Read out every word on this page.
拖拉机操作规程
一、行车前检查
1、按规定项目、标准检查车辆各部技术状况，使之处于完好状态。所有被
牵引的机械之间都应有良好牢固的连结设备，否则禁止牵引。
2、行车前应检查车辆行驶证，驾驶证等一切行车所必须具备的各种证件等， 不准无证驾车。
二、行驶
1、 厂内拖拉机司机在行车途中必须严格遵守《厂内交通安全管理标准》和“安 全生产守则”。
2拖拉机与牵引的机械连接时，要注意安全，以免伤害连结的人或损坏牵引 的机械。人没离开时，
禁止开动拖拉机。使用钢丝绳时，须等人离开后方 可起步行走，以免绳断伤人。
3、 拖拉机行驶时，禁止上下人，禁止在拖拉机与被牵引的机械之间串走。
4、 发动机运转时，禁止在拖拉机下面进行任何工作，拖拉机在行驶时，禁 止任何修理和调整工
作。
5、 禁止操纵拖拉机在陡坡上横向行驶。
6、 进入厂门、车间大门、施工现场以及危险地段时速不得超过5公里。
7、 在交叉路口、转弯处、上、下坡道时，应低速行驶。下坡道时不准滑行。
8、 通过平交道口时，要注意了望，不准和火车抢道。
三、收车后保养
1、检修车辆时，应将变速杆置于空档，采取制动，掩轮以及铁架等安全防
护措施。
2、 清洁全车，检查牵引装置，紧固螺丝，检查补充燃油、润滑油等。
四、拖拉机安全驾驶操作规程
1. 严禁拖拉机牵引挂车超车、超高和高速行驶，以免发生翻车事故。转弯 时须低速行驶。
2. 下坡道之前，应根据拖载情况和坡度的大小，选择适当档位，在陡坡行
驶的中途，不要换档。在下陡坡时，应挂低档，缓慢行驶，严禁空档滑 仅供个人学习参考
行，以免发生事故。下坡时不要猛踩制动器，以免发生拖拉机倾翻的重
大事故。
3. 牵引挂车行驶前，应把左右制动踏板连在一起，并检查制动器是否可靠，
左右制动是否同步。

·····

Retype the entries one by one, exactly.

Read out every word on this page.
拖拉机操作规程
一、行车前检查
1、按规定项目、标准检查车辆各部技术状况，使之处于完好状态。所有被
牵引的机械之间都应有良好牢固的连结设备，否则禁止牵引。
2、行车前应检查车辆行驶证，驾驶证等一切行车所必须具备的各种证件等， 不准无证驾车。
二、行驶
1、 厂内拖拉机司机在行车途中必须严格遵守《厂内交通安全管理标准》和“安 全生产守则”。
2拖拉机与牵引的机械连接时，要注意安全，以免伤害连结的人或损坏牵引 的机械。人没离开时，
禁止开动拖拉机。使用钢丝绳时，须等人离开后方 可起步行走，以免绳断伤人。
3、 拖拉机行驶时，禁止上下人，禁止在拖拉机与被牵引的机械之间串走。
4、 发动机运转时，禁止在拖拉机下面进行任何工作，拖拉机在行驶时，禁 止任何修理和调整工
作。
5、 禁止操纵拖拉机在陡坡上横向行驶。
6、 进入厂门、车间大门、施工现场以及危险地段时速不得超过5公里。
7、 在交叉路口、转弯处、上、下坡道时，应低速行驶。下坡道时不准滑行。
8、 通过平交道口时，要注意了望，不准和火车抢道。
三、收车后保养
1、检修车辆时，应将变速杆置于空档，采取制动，掩轮以及铁架等安全防
护措施。
2、 清洁全车，检查牵引装置，紧固螺丝，检查补充燃油、润滑油等。
四、拖拉机安全驾驶操作规程
1. 严禁拖拉机牵引挂车超车、超高和高速行驶，以免发生翻车事故。转弯 时须低速行驶。
2. 下坡道之前，应根据拖载情况和坡度的大小，选择适当档位，在陡坡行
驶的中途，不要换档。在下陡坡时，应挂低档，缓慢行驶，严禁空档滑 仅供个人学习参考
行，以免发生事故。下坡时不要猛踩制动器，以免发生拖拉机倾翻的重
大事故。
3. 牵引挂车行驶前，应把左右制动踏板连在一起，并检查制动器是否可靠，
左右制动是否同步。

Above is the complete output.